▶ **The records**

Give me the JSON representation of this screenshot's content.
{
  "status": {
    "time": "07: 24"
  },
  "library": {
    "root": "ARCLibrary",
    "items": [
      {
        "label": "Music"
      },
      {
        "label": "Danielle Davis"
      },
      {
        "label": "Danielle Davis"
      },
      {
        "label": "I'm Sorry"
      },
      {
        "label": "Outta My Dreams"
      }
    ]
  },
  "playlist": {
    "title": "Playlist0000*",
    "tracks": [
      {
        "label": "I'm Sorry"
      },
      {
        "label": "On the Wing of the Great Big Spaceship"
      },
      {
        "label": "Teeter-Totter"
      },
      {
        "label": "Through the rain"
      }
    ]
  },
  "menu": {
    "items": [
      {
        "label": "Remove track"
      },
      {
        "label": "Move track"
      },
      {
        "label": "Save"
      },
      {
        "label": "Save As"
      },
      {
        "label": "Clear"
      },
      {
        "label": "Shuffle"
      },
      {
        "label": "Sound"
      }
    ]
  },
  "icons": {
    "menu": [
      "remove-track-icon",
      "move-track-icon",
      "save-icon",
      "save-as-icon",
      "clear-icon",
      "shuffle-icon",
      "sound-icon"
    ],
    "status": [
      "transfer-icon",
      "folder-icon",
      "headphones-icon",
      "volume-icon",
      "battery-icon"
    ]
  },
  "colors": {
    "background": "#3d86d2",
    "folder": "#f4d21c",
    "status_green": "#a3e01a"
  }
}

▶ **Task objective**
Transcribe the material above word for word.

▶ **Answer to the task**
Give me the JSON representation of this screenshot's content.
{
  "status": {
    "time": "07: 24"
  },
  "library": {
    "root": "ARCLibrary",
    "items": [
      {
        "label": "Music"
      },
      {
        "label": "Danielle Davis"
      },
      {
        "label": "Danielle Davis"
      },
      {
        "label": "I'm Sorry"
      },
      {
        "label": "Outta My Dreams"
      }
    ]
  },
  "playlist": {
    "title": "Playlist0000*",
    "tracks": [
      {
        "label": "I'm Sorry"
      },
      {
        "label": "On the Wing of the Great Big Spaceship"
      },
      {
        "label": "Teeter-Totter"
      },
      {
        "label": "Through the rain"
      }
    ]
  },
  "menu": {
    "items": [
      {
        "label": "Remove track"
      },
      {
        "label": "Move track"
      },
      {
        "label": "Save"
      },
      {
        "label": "Save As"
      },
      {
        "label": "Clear"
      },
      {
        "label": "Shuffle"
      },
      {
        "label": "Sound"
      }
    ]
  },
  "icons": {
    "menu": [
      "remove-track-icon",
      "move-track-icon",
      "save-icon",
      "save-as-icon",
      "clear-icon",
      "shuffle-icon",
      "sound-icon"
    ],
    "status": [
      "transfer-icon",
      "folder-icon",
      "headphones-icon",
      "volume-icon",
      "battery-icon"
    ]
  },
  "colors": {
    "background": "#3d86d2",
    "folder": "#f4d21c",
    "status_green": "#a3e01a"
  }
}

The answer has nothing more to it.